**Given exercise:**
Rename "heatmap-image" to "heatmap-figure" in the records from the line with "caption-line: SSIM: 0.83 (803, 340, 893, 359)" to the line with "colorbar (1248, 93, 1265, 311)", and give only those lines back with everything else unchanged.

[Annotated element listings]
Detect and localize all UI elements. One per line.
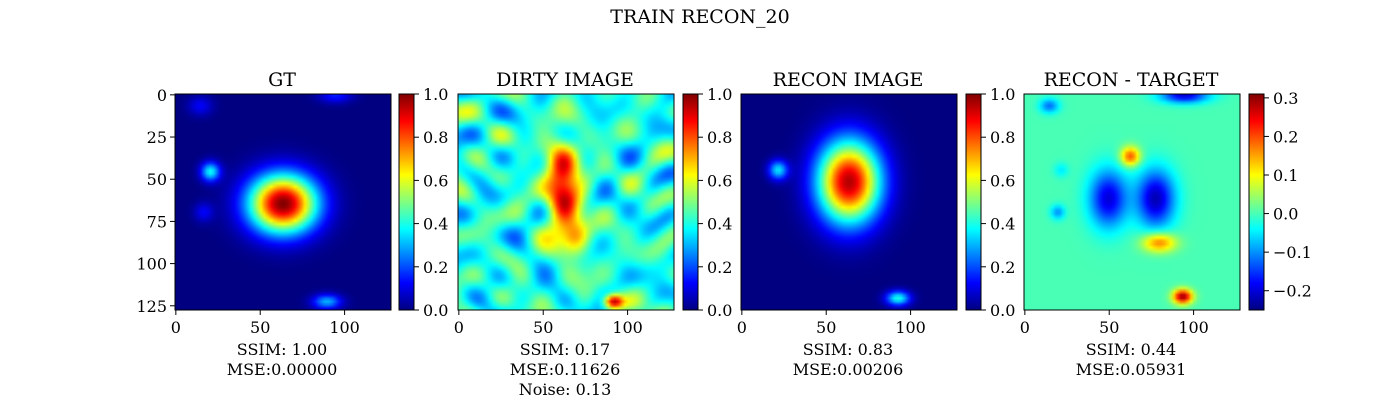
caption-line: SSIM: 0.83 (803, 340, 893, 359)
panel-title: DIRTY IMAGE (496, 69, 634, 91)
colorbar-tick-label: 0.6 (707, 171, 732, 190)
heatmap-image: 0 50 100 0.0 0.2 0.4 0.6 0.8 1.0 (454, 85, 733, 337)
colorbar-tick-label: 0.6 (423, 171, 448, 190)
colorbar-tick-label: 0.0 (707, 301, 732, 320)
x-tick-label: 50 (1099, 318, 1119, 337)
colorbar (965, 93, 982, 311)
colorbar (1248, 93, 1265, 311)
heatmap-image: 0 50 100 0 25 50 75 100 125 0.0 0.2 0.4 0.6 0.8 1.0 (136, 85, 448, 337)
heatmap-raster (458, 94, 674, 310)
x-tick-label: 50 (816, 318, 836, 337)
caption-line: SSIM: 0.44 (1086, 340, 1176, 359)
colorbar (398, 93, 415, 311)
colorbar-tick-label: 1.0 (707, 85, 732, 104)
colorbar-tick-label: 1.0 (423, 85, 448, 104)
colorbar-tick-label: 0.4 (423, 215, 448, 234)
axes-frame (740, 93, 958, 311)
heatmap-raster (175, 94, 391, 310)
colorbar-tick-label: 0.8 (990, 128, 1015, 147)
panel-title: RECON IMAGE (773, 69, 924, 91)
x-tick-label: 50 (250, 318, 270, 337)
colorbar-tick-label: 0.2 (990, 258, 1015, 277)
colorbar-tick-label: 0.2 (423, 258, 448, 277)
heatmap-raster (741, 94, 957, 310)
panel-recon-image: RECON IMAGE 0 50 100 0.0 0.2 0.4 0.6 0.8 1.0 SSI… (737, 69, 1016, 379)
heatmap-image: 0 50 100 0.0 0.2 0.4 0.6 0.8 1.0 (737, 85, 1016, 337)
y-tick-label: 0 (157, 86, 167, 105)
colorbar-tick-label: 0.2 (707, 258, 732, 277)
y-tick-label: 25 (147, 128, 167, 147)
y-tick-label: 75 (147, 212, 167, 231)
figure-title: TRAIN RECON_20 (610, 6, 789, 28)
x-tick-label: 0 (454, 318, 464, 337)
colorbar-tick-label: 0.2 (1273, 127, 1298, 146)
axes-frame (174, 93, 392, 311)
colorbar-tick-label: 0.0 (990, 301, 1015, 320)
colorbar-tick-label: 0.0 (1273, 205, 1298, 224)
colorbar-tick-label: 0.4 (990, 215, 1015, 234)
axes-frame (457, 93, 675, 311)
colorbar (682, 93, 699, 311)
panel-dirty-image: DIRTY IMAGE 0 50 100 0.0 0.2 0.4 0.6 0.8 1.0 SSI… (454, 69, 733, 399)
caption-line: Noise: 0.13 (519, 380, 612, 399)
colorbar-tick-label: −0.2 (1273, 282, 1312, 301)
panel-recon-minus-target: RECON - TARGET 0 50 100 −0.2 −0.1 0.0 0.1 0.2 0.… (1020, 69, 1312, 379)
caption-line: MSE:0.00206 (793, 360, 904, 379)
caption-line: SSIM: 0.17 (520, 340, 610, 359)
y-tick-label: 125 (136, 297, 167, 316)
colorbar-tick-label: 0.0 (423, 301, 448, 320)
panel-gt: GT 0 50 100 0 25 50 75 100 125 0.0 0.2 0.4 0.6 0.8 1.0… (136, 69, 448, 379)
x-tick-label: 100 (895, 318, 926, 337)
x-tick-label: 0 (737, 318, 747, 337)
colorbar-tick-label: 1.0 (990, 85, 1015, 104)
x-tick-label: 0 (1020, 318, 1030, 337)
colorbar-tick-label: 0.3 (1273, 89, 1298, 108)
panel-title: GT (268, 69, 296, 91)
colorbar-tick-label: 0.8 (423, 128, 448, 147)
heatmap-raster (1024, 94, 1240, 310)
y-tick-label: 50 (147, 170, 167, 189)
colorbar-tick-label: 0.1 (1273, 166, 1298, 185)
x-tick-label: 0 (171, 318, 181, 337)
panel-title: RECON - TARGET (1044, 69, 1219, 91)
x-tick-label: 100 (1178, 318, 1209, 337)
axes-frame (1023, 93, 1241, 311)
caption-line: SSIM: 1.00 (237, 340, 327, 359)
caption-line: MSE:0.11626 (510, 360, 621, 379)
colorbar-tick-label: 0.6 (990, 171, 1015, 190)
caption-line: MSE:0.05931 (1076, 360, 1187, 379)
y-tick-label: 100 (136, 255, 167, 274)
colorbar-tick-label: 0.4 (707, 215, 732, 234)
heatmap-image: 0 50 100 −0.2 −0.1 0.0 0.1 0.2 0.3 (1020, 89, 1312, 337)
x-tick-label: 100 (329, 318, 360, 337)
caption-line: MSE:0.00000 (227, 360, 338, 379)
colorbar-tick-label: −0.1 (1273, 243, 1312, 262)
x-tick-label: 50 (533, 318, 553, 337)
colorbar-tick-label: 0.8 (707, 128, 732, 147)
x-tick-label: 100 (612, 318, 643, 337)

**Task response:**
caption-line: SSIM: 0.83 (803, 340, 893, 359)
panel-title: DIRTY IMAGE (496, 69, 634, 91)
colorbar-tick-label: 0.6 (707, 171, 732, 190)
heatmap-figure: 0 50 100 0.0 0.2 0.4 0.6 0.8 1.0 (454, 85, 733, 337)
colorbar-tick-label: 0.6 (423, 171, 448, 190)
colorbar-tick-label: 0.0 (707, 301, 732, 320)
x-tick-label: 50 (1099, 318, 1119, 337)
colorbar (965, 93, 982, 311)
colorbar (1248, 93, 1265, 311)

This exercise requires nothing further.